▶ **Records that describe figures**
-*-
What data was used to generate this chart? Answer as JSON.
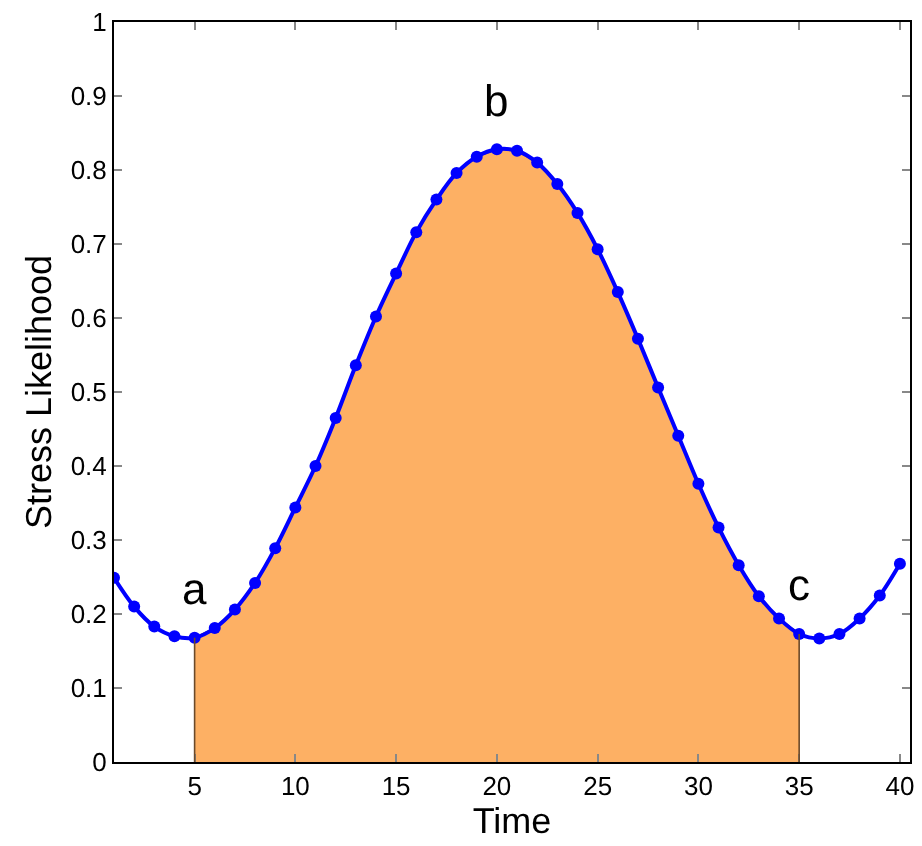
{
  "chart_data": {
    "type": "line",
    "xlabel": "Time",
    "ylabel": "Stress Likelihood",
    "xlim": [
      1,
      40.5
    ],
    "ylim": [
      0,
      1
    ],
    "xticks": [
      5,
      10,
      15,
      20,
      25,
      30,
      35,
      40
    ],
    "yticks": [
      0,
      0.1,
      0.2,
      0.3,
      0.4,
      0.5,
      0.6,
      0.7,
      0.8,
      0.9,
      1
    ],
    "marker": "circle",
    "line_style": "solid",
    "series": [
      {
        "type": "area",
        "marker": "none",
        "color": "#fdb064",
        "x": [
          5,
          6,
          7,
          8,
          9,
          10,
          11,
          12,
          13,
          14,
          15,
          16,
          17,
          18,
          19,
          20,
          21,
          22,
          23,
          24,
          25,
          26,
          27,
          28,
          29,
          30,
          31,
          32,
          33,
          34,
          35
        ],
        "values": [
          0.168,
          0.181,
          0.206,
          0.242,
          0.289,
          0.344,
          0.4,
          0.465,
          0.536,
          0.602,
          0.66,
          0.716,
          0.76,
          0.796,
          0.818,
          0.828,
          0.826,
          0.81,
          0.781,
          0.742,
          0.693,
          0.635,
          0.572,
          0.506,
          0.441,
          0.376,
          0.317,
          0.266,
          0.224,
          0.194,
          0.173
        ]
      },
      {
        "color": "#0000ff",
        "x": [
          1,
          2,
          3,
          4,
          5,
          6,
          7,
          8,
          9,
          10,
          11,
          12,
          13,
          14,
          15,
          16,
          17,
          18,
          19,
          20,
          21,
          22,
          23,
          24,
          25,
          26,
          27,
          28,
          29,
          30,
          31,
          32,
          33,
          34,
          35,
          36,
          37,
          38,
          39,
          40
        ],
        "values": [
          0.249,
          0.21,
          0.183,
          0.17,
          0.168,
          0.181,
          0.206,
          0.242,
          0.289,
          0.344,
          0.4,
          0.465,
          0.536,
          0.602,
          0.66,
          0.716,
          0.76,
          0.796,
          0.818,
          0.828,
          0.826,
          0.81,
          0.781,
          0.742,
          0.693,
          0.635,
          0.572,
          0.506,
          0.441,
          0.376,
          0.317,
          0.266,
          0.224,
          0.194,
          0.173,
          0.167,
          0.173,
          0.194,
          0.225,
          0.268
        ]
      }
    ],
    "annotations": [
      {
        "text": "a",
        "x": 5,
        "y": 0.168
      },
      {
        "text": "b",
        "x": 20,
        "y": 0.828
      },
      {
        "text": "c",
        "x": 35,
        "y": 0.173
      }
    ]
  }
}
-*-
▶ **Work required**
Write out the records above once more, word for word, with no pictures.

▶ **Full output**
What data was used to generate this chart? Answer as JSON.
{
  "chart_data": {
    "type": "line",
    "xlabel": "Time",
    "ylabel": "Stress Likelihood",
    "xlim": [
      1,
      40.5
    ],
    "ylim": [
      0,
      1
    ],
    "xticks": [
      5,
      10,
      15,
      20,
      25,
      30,
      35,
      40
    ],
    "yticks": [
      0,
      0.1,
      0.2,
      0.3,
      0.4,
      0.5,
      0.6,
      0.7,
      0.8,
      0.9,
      1
    ],
    "marker": "circle",
    "line_style": "solid",
    "series": [
      {
        "type": "area",
        "marker": "none",
        "color": "#fdb064",
        "x": [
          5,
          6,
          7,
          8,
          9,
          10,
          11,
          12,
          13,
          14,
          15,
          16,
          17,
          18,
          19,
          20,
          21,
          22,
          23,
          24,
          25,
          26,
          27,
          28,
          29,
          30,
          31,
          32,
          33,
          34,
          35
        ],
        "values": [
          0.168,
          0.181,
          0.206,
          0.242,
          0.289,
          0.344,
          0.4,
          0.465,
          0.536,
          0.602,
          0.66,
          0.716,
          0.76,
          0.796,
          0.818,
          0.828,
          0.826,
          0.81,
          0.781,
          0.742,
          0.693,
          0.635,
          0.572,
          0.506,
          0.441,
          0.376,
          0.317,
          0.266,
          0.224,
          0.194,
          0.173
        ]
      },
      {
        "color": "#0000ff",
        "x": [
          1,
          2,
          3,
          4,
          5,
          6,
          7,
          8,
          9,
          10,
          11,
          12,
          13,
          14,
          15,
          16,
          17,
          18,
          19,
          20,
          21,
          22,
          23,
          24,
          25,
          26,
          27,
          28,
          29,
          30,
          31,
          32,
          33,
          34,
          35,
          36,
          37,
          38,
          39,
          40
        ],
        "values": [
          0.249,
          0.21,
          0.183,
          0.17,
          0.168,
          0.181,
          0.206,
          0.242,
          0.289,
          0.344,
          0.4,
          0.465,
          0.536,
          0.602,
          0.66,
          0.716,
          0.76,
          0.796,
          0.818,
          0.828,
          0.826,
          0.81,
          0.781,
          0.742,
          0.693,
          0.635,
          0.572,
          0.506,
          0.441,
          0.376,
          0.317,
          0.266,
          0.224,
          0.194,
          0.173,
          0.167,
          0.173,
          0.194,
          0.225,
          0.268
        ]
      }
    ],
    "annotations": [
      {
        "text": "a",
        "x": 5,
        "y": 0.168
      },
      {
        "text": "b",
        "x": 20,
        "y": 0.828
      },
      {
        "text": "c",
        "x": 35,
        "y": 0.173
      }
    ]
  }
}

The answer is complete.